## start

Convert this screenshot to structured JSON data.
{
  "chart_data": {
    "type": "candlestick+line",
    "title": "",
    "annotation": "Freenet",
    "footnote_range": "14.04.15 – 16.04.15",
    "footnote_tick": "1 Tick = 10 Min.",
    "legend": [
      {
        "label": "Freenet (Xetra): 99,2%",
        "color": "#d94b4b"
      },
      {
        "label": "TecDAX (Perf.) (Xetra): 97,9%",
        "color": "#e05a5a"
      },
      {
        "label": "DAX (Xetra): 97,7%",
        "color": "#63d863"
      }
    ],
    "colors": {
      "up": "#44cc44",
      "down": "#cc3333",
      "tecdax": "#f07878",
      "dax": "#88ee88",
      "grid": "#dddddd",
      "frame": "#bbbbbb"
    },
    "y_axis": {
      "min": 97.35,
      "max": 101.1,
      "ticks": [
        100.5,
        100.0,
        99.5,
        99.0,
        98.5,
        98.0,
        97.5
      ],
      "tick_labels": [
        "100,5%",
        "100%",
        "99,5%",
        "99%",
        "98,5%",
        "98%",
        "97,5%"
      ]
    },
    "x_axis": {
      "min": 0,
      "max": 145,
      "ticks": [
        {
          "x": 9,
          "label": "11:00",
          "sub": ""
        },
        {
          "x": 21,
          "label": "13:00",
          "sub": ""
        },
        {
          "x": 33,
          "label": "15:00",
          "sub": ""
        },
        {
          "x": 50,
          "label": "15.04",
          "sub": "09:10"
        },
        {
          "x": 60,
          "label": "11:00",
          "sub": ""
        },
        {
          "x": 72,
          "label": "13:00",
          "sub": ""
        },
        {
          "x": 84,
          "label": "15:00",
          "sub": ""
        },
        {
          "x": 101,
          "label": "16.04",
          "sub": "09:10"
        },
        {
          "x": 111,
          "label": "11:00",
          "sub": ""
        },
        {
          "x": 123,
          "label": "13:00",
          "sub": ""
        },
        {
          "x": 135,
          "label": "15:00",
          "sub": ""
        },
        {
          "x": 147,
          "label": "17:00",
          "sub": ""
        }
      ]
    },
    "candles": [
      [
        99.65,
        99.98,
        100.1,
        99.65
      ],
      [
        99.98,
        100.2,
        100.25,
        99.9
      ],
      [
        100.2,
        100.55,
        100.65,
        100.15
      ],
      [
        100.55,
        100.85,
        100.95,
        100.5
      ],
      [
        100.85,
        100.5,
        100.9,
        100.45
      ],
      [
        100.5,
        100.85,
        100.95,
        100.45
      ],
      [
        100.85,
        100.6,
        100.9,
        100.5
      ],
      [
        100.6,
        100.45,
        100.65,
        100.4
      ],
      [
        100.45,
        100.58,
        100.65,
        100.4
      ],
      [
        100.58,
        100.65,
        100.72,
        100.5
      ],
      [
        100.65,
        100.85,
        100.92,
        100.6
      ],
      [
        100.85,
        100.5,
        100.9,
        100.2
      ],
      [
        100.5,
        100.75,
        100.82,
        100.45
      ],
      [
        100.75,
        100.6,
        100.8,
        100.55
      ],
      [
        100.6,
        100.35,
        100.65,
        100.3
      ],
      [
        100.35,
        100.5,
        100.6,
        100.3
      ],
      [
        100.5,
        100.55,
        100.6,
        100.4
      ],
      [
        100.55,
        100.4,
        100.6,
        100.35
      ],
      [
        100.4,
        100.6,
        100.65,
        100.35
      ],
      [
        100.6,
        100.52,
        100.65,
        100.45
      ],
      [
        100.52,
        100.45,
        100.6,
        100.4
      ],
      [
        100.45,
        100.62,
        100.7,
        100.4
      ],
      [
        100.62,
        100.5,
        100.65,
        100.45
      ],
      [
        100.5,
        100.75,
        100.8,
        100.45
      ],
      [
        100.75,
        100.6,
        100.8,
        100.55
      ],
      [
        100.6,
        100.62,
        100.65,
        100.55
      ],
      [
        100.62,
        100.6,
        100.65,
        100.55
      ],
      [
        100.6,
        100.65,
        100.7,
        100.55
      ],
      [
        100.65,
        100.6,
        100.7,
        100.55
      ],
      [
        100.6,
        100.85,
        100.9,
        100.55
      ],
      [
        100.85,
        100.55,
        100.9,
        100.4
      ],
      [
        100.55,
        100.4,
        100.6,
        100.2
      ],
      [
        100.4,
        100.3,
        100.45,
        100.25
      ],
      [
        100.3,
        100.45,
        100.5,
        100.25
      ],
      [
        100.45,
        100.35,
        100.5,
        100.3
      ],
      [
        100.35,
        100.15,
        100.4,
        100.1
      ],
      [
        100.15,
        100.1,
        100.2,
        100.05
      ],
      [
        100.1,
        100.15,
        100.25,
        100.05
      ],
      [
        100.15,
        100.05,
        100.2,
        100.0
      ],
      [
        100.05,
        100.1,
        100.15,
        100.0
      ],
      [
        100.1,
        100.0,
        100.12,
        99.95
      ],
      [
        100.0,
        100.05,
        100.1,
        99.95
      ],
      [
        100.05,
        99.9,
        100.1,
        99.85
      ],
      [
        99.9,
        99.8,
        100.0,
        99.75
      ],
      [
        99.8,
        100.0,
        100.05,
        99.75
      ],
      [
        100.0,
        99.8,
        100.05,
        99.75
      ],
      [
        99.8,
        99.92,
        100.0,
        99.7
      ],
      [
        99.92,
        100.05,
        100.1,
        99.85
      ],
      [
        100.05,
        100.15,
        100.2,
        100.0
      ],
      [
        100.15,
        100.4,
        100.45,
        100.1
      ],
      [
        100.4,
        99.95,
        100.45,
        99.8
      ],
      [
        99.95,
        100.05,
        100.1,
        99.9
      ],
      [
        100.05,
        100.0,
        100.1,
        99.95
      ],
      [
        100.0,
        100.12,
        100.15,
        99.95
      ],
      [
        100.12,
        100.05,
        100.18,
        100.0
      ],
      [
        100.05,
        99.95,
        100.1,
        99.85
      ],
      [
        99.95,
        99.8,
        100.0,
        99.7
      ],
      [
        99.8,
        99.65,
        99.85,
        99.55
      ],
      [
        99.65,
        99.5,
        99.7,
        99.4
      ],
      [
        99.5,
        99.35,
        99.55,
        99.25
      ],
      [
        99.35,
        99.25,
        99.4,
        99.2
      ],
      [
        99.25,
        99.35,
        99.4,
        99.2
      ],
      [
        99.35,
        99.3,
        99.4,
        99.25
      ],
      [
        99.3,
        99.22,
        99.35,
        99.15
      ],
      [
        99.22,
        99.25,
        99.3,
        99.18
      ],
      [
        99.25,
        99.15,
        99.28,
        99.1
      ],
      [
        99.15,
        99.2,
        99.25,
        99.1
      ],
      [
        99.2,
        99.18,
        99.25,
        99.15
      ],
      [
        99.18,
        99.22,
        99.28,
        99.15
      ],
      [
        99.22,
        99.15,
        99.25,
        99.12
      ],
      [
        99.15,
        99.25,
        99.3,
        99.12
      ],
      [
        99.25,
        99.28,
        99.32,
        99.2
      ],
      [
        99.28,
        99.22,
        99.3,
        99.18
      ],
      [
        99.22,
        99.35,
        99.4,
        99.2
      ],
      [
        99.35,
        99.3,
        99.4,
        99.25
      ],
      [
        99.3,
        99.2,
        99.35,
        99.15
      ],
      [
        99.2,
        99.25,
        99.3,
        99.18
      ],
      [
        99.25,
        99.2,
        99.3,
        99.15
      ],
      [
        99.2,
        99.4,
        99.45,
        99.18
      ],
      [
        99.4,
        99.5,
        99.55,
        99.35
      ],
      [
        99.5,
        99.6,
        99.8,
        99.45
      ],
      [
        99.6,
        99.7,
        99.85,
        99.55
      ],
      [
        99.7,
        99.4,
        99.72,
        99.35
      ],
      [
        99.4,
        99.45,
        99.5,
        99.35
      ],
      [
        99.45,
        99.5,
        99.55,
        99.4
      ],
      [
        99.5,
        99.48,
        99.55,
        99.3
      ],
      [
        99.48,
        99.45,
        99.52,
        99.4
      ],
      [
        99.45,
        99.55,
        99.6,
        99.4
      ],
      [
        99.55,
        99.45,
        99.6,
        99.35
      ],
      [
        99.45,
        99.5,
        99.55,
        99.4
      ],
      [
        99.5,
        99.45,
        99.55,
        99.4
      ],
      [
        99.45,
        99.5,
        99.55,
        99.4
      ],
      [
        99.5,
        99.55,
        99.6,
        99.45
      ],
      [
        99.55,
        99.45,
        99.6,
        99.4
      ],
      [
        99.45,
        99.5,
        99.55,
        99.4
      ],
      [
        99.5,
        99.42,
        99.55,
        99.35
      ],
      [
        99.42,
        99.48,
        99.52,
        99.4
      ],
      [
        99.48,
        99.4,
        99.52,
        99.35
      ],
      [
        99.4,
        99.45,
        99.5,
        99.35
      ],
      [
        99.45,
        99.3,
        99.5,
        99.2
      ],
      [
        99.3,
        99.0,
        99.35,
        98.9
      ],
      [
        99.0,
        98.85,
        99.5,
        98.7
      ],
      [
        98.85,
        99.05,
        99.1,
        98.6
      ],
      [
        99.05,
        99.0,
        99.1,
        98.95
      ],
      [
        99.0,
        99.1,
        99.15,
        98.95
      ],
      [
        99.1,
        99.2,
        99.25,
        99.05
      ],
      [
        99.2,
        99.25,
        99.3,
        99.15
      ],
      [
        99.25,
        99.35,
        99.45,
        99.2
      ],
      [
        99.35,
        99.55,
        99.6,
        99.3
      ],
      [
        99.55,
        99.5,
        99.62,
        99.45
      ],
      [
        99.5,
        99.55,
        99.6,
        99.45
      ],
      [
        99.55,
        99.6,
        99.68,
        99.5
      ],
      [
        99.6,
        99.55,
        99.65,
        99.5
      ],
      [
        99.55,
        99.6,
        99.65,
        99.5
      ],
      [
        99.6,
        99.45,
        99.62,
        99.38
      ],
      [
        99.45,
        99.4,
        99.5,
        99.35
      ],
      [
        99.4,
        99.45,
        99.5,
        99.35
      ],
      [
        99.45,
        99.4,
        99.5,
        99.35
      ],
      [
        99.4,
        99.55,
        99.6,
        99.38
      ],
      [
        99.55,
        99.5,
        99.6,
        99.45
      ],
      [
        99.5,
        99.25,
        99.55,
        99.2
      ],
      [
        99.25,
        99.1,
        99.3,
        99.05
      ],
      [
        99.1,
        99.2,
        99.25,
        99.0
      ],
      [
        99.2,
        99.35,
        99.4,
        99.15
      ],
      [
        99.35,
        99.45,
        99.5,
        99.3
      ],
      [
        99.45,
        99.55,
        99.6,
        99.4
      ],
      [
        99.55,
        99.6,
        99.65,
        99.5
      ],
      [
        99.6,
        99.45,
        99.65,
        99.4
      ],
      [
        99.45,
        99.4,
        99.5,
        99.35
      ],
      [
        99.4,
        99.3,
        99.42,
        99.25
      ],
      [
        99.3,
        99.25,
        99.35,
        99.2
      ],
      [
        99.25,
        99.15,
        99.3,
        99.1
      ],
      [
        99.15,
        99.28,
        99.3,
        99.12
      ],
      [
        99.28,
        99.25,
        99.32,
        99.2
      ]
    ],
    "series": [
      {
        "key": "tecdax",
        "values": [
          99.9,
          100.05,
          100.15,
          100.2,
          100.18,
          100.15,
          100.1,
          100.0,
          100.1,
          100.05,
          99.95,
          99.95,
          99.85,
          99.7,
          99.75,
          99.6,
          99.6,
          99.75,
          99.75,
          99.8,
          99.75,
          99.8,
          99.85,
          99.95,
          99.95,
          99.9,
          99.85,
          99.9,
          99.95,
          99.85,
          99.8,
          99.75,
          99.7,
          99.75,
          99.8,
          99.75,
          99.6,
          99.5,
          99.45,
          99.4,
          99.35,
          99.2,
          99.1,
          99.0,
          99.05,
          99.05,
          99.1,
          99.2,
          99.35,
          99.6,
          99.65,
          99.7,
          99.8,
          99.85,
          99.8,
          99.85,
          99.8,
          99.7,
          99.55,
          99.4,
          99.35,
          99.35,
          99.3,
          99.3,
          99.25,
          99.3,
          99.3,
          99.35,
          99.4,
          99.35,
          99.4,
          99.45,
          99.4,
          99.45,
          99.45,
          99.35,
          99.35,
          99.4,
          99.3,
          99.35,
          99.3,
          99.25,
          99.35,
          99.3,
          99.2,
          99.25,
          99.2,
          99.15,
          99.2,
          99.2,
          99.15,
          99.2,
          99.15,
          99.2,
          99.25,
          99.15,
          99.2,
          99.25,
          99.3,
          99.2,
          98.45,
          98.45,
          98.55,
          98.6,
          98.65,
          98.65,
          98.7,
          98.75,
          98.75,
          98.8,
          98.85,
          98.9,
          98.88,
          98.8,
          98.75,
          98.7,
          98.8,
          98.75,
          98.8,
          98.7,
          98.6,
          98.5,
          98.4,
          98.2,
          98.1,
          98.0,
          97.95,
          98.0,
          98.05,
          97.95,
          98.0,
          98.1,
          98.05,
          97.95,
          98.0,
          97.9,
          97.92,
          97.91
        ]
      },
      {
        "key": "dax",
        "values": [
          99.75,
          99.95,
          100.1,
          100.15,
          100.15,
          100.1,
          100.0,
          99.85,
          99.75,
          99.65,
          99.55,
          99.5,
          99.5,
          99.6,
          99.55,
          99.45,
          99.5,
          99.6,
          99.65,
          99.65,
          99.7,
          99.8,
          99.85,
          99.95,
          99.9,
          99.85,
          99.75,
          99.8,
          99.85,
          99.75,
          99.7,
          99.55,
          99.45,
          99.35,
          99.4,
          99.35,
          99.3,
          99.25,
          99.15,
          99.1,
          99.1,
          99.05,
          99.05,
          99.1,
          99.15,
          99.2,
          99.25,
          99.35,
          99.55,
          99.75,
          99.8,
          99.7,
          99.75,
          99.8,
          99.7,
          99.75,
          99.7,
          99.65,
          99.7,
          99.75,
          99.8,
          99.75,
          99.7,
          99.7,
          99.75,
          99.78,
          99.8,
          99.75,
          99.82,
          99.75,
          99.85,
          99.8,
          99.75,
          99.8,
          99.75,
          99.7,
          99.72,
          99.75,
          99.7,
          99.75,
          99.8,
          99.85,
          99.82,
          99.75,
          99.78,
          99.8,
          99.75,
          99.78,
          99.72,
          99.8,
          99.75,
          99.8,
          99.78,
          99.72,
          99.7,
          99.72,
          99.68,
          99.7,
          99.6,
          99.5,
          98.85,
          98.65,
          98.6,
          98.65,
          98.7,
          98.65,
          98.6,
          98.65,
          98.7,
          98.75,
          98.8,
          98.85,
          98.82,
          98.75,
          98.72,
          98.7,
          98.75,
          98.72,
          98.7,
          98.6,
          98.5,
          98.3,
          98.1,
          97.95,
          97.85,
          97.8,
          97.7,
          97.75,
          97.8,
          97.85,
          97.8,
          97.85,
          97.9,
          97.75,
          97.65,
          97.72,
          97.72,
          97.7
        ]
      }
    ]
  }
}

## end

Looking at the records above, work out how many lines include the string "Freenet". Give the number and nothing else.

2